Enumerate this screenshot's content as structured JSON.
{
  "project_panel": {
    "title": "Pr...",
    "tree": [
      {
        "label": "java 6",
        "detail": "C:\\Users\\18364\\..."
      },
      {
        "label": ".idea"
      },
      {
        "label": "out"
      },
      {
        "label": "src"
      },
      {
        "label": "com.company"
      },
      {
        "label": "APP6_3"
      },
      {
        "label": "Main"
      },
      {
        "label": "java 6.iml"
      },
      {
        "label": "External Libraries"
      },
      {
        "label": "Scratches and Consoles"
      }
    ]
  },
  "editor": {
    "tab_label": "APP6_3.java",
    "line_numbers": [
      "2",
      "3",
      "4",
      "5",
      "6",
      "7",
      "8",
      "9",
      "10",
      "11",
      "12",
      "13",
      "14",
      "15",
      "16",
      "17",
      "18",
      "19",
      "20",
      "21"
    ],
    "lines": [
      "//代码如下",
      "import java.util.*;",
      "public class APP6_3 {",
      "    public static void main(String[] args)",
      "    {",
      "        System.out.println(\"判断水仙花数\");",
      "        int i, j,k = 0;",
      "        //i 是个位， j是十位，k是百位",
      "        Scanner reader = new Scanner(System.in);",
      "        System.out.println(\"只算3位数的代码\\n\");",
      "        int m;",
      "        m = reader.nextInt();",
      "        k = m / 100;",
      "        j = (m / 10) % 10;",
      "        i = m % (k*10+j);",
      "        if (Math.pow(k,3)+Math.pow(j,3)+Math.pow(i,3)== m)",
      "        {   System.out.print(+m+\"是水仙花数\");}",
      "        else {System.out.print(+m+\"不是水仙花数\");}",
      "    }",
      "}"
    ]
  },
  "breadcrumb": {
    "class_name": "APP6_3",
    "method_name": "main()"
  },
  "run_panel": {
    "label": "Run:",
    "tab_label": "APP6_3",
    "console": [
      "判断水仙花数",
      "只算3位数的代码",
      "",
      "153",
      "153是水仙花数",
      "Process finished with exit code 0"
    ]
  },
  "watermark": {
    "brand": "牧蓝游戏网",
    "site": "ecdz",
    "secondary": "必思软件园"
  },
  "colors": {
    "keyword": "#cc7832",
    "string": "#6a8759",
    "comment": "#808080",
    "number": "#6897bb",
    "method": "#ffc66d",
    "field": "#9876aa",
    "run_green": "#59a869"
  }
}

____

• _DIRECTIONS_
Scan the material above for the string "System" and report each line where you find it.

• _REPLY_
      "        System.out.println(\"判断水仙花数\");",
      "        Scanner reader = new Scanner(System.in);",
      "        System.out.println(\"只算3位数的代码\\n\");",
      "        {   System.out.print(+m+\"是水仙花数\");}",
      "        else {System.out.print(+m+\"不是水仙花数\");}",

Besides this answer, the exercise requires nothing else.